#### Work required:
Rewrite the lines between the one holding "Patent image size: (931, 449)." and the one holding "The second buffer layers 12b is at (725, 97).", inclusive, so that "preparation step" becomes "preparatory stage" and nothing else changes.

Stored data
* * * *
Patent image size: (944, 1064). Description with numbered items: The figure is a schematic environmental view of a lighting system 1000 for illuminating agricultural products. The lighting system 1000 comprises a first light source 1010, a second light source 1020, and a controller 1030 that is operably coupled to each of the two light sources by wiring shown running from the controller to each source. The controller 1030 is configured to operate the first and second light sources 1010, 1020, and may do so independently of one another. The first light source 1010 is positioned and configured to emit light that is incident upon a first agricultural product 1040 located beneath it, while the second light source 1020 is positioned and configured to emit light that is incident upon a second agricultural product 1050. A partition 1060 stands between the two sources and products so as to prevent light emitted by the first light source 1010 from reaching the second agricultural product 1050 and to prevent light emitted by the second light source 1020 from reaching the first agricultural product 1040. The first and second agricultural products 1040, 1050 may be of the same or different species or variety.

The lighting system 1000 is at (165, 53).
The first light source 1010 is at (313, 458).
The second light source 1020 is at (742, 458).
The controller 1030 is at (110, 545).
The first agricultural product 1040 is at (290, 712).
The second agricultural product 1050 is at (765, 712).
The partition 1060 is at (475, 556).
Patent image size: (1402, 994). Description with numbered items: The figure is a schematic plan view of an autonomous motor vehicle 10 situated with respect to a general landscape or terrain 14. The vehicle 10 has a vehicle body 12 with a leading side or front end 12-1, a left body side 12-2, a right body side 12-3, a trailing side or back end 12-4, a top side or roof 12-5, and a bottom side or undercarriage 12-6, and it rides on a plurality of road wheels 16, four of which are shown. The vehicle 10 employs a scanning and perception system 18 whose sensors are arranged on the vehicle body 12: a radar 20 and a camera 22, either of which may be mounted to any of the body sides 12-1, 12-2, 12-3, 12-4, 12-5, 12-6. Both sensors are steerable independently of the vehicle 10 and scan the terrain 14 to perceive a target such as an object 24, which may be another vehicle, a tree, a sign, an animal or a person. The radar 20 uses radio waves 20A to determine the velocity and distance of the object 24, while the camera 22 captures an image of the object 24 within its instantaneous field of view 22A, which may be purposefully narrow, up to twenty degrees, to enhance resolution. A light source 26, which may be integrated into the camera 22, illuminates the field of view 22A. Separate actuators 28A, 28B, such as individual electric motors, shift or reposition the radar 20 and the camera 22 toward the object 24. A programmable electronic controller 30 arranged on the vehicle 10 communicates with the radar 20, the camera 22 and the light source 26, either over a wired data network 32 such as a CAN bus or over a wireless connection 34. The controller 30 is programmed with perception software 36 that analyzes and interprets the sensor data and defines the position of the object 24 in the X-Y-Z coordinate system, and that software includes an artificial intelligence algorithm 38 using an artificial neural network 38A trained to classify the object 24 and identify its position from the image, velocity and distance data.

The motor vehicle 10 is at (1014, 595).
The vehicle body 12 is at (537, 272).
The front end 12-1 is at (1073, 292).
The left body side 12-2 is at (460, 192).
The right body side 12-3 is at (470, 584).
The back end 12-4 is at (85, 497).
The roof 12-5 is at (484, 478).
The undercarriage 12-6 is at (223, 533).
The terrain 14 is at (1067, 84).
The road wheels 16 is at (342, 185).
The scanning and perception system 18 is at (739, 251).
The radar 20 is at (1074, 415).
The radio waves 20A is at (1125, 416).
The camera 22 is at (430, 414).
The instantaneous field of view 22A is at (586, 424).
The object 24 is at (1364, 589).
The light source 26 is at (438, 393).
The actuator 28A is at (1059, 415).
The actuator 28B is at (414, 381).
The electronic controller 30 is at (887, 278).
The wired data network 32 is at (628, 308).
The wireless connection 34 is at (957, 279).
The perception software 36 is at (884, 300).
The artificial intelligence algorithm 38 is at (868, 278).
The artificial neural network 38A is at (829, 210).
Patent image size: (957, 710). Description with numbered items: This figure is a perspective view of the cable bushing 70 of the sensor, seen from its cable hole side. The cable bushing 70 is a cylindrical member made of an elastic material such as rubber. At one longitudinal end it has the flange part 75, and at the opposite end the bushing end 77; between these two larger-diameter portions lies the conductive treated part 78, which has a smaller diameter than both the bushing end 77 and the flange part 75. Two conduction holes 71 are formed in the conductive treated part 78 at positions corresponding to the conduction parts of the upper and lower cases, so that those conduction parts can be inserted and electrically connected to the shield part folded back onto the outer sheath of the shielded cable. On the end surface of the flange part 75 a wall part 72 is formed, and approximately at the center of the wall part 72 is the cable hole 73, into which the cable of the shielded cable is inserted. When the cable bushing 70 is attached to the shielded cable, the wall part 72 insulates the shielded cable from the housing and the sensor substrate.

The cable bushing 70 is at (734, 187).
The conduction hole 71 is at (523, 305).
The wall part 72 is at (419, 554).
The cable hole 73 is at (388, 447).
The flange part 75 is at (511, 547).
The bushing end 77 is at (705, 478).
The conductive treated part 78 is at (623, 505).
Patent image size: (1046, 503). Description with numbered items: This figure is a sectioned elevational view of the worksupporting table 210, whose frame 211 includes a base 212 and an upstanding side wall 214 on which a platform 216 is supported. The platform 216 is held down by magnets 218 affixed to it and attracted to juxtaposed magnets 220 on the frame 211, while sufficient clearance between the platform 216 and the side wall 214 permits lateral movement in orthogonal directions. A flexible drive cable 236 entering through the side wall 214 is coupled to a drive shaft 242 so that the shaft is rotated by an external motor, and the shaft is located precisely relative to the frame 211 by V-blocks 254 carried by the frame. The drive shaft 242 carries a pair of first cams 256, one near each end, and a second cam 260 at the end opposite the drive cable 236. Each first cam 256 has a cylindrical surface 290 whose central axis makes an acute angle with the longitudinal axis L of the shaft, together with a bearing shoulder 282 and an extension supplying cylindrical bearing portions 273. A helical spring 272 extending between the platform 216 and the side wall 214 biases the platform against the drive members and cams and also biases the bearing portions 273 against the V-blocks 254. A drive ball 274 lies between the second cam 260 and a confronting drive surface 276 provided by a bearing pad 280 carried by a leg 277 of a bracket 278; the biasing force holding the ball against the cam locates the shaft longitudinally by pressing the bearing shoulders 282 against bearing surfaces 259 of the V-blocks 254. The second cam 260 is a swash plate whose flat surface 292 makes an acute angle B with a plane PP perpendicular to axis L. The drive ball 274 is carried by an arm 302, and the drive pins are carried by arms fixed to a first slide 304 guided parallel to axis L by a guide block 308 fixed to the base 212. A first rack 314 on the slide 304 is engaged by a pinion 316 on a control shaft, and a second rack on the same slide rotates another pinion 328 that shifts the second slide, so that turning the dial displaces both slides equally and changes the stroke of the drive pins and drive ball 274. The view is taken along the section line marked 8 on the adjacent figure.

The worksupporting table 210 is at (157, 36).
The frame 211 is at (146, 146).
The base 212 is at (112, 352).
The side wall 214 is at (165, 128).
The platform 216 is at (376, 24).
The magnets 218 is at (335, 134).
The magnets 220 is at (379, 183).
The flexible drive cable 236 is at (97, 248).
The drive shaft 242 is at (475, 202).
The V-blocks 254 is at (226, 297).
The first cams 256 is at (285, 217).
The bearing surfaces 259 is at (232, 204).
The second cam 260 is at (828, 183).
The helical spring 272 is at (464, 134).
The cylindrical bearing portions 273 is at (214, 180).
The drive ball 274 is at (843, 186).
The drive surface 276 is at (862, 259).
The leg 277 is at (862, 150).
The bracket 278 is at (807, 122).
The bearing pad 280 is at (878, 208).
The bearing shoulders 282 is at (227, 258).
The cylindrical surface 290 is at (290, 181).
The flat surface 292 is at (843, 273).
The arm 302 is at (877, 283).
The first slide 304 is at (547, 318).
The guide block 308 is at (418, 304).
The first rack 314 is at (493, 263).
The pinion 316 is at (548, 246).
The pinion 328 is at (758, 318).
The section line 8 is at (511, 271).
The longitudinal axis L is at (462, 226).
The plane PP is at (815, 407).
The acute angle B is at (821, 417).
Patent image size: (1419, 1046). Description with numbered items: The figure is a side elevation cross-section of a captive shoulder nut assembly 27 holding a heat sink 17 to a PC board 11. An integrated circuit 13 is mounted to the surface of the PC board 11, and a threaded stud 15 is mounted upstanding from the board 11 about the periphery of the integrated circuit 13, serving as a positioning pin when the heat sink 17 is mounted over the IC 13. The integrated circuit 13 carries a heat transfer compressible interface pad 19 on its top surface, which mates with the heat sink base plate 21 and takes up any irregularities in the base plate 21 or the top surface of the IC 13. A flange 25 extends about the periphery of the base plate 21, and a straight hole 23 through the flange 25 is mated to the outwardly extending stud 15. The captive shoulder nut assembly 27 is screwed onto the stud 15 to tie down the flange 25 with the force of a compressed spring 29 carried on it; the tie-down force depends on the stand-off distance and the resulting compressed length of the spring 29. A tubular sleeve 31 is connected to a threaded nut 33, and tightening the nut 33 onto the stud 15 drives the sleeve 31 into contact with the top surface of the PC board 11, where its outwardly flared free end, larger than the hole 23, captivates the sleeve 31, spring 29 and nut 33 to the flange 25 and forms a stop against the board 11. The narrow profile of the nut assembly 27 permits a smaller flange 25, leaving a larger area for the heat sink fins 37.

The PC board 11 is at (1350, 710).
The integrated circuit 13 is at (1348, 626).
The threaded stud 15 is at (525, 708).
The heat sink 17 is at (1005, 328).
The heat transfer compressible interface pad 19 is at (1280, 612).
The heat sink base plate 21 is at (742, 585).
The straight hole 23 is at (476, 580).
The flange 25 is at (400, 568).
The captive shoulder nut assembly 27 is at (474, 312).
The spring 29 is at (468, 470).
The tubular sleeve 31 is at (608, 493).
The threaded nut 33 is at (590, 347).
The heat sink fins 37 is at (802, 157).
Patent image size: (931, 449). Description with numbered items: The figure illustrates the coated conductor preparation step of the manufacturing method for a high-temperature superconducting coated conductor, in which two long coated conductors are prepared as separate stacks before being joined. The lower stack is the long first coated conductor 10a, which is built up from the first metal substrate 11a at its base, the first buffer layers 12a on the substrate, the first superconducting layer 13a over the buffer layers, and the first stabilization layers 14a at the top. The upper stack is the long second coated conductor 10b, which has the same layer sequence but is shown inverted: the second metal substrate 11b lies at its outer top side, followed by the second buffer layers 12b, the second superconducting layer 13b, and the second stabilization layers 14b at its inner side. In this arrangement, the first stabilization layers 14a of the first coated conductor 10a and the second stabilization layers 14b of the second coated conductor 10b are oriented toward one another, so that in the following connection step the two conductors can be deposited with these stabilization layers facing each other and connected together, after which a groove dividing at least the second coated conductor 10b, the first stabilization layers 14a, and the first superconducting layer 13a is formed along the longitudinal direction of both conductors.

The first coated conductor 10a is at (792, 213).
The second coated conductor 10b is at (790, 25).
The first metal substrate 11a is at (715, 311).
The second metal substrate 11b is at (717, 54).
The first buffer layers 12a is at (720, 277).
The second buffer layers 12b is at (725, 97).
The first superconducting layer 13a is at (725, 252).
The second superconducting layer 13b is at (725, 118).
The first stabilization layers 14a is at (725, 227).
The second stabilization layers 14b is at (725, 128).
* * * *
#### Response:
Patent image size: (931, 449). Description with numbered items: The figure illustrates the coated conductor preparatory stage of the manufacturing method for a high-temperature superconducting coated conductor, in which two long coated conductors are prepared as separate stacks before being joined. The lower stack is the long first coated conductor 10a, which is built up from the first metal substrate 11a at its base, the first buffer layers 12a on the substrate, the first superconducting layer 13a over the buffer layers, and the first stabilization layers 14a at the top. The upper stack is the long second coated conductor 10b, which has the same layer sequence but is shown inverted: the second metal substrate 11b lies at its outer top side, followed by the second buffer layers 12b, the second superconducting layer 13b, and the second stabilization layers 14b at its inner side. In this arrangement, the first stabilization layers 14a of the first coated conductor 10a and the second stabilization layers 14b of the second coated conductor 10b are oriented toward one another, so that in the following connection step the two conductors can be deposited with these stabilization layers facing each other and connected together, after which a groove dividing at least the second coated conductor 10b, the first stabilization layers 14a, and the first superconducting layer 13a is formed along the longitudinal direction of both conductors.

The first coated conductor 10a is at (792, 213).
The second coated conductor 10b is at (790, 25).
The first metal substrate 11a is at (715, 311).
The second metal substrate 11b is at (717, 54).
The first buffer layers 12a is at (720, 277).
The second buffer layers 12b is at (725, 97).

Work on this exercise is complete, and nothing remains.